SUPPLIED MATERIAL:
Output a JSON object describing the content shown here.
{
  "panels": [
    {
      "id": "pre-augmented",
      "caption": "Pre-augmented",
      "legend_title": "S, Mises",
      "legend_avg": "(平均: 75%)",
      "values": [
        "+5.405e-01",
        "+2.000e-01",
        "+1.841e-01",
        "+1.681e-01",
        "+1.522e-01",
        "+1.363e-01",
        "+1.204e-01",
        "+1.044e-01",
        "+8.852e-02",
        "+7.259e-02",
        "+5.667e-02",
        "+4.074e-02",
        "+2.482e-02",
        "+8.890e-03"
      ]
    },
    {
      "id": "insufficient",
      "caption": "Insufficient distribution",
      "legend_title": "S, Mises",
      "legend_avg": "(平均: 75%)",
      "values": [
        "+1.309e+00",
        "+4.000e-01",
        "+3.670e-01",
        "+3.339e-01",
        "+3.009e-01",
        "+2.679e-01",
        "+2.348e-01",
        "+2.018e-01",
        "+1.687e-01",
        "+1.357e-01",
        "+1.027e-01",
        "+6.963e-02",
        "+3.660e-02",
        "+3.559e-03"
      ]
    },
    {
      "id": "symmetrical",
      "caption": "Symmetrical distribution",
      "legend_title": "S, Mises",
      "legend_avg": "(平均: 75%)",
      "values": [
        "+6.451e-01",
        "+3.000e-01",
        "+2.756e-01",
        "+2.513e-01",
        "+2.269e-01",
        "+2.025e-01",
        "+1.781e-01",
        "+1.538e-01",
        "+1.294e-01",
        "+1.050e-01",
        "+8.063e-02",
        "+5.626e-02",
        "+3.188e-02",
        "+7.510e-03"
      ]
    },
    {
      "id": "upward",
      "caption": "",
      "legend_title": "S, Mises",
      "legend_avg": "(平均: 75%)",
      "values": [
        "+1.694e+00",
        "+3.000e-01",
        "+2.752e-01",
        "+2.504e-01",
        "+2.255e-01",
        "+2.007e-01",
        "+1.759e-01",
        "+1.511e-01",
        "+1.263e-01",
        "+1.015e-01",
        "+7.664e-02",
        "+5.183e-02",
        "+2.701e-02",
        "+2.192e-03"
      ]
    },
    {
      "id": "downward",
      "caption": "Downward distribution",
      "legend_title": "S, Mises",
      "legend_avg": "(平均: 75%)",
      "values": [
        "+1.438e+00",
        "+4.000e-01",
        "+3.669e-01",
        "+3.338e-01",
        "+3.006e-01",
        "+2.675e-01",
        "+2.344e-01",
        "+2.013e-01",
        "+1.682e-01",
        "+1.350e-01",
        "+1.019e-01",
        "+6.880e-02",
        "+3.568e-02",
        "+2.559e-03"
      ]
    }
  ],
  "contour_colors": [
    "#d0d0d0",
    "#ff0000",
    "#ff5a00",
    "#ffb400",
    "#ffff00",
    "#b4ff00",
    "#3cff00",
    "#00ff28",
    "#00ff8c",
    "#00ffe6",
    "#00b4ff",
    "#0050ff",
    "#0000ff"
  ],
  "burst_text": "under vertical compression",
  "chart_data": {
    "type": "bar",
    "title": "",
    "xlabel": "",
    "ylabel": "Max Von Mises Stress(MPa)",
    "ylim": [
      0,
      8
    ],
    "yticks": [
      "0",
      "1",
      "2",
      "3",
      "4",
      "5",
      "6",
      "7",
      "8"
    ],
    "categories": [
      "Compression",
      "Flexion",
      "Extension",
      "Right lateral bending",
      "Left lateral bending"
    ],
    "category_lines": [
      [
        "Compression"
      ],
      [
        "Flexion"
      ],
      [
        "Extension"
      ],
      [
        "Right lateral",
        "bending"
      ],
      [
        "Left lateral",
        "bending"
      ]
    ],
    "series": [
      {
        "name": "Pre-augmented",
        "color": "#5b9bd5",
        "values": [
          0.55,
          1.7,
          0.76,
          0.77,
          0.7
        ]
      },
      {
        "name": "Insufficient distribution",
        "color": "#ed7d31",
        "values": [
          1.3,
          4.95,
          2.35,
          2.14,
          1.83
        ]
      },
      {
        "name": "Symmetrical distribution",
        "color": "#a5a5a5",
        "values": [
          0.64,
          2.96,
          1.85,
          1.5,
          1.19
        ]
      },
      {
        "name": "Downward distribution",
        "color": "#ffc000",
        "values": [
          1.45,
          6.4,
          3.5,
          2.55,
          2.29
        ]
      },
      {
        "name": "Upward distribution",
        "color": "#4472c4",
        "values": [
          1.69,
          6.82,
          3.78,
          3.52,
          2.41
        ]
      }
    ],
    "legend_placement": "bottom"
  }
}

TASK GOAL: Show all lines above holding "name".

EXERCISE OUTPUT:
        "name": "Pre-augmented",
        "name": "Insufficient distribution",
        "name": "Symmetrical distribution",
        "name": "Downward distribution",
        "name": "Upward distribution",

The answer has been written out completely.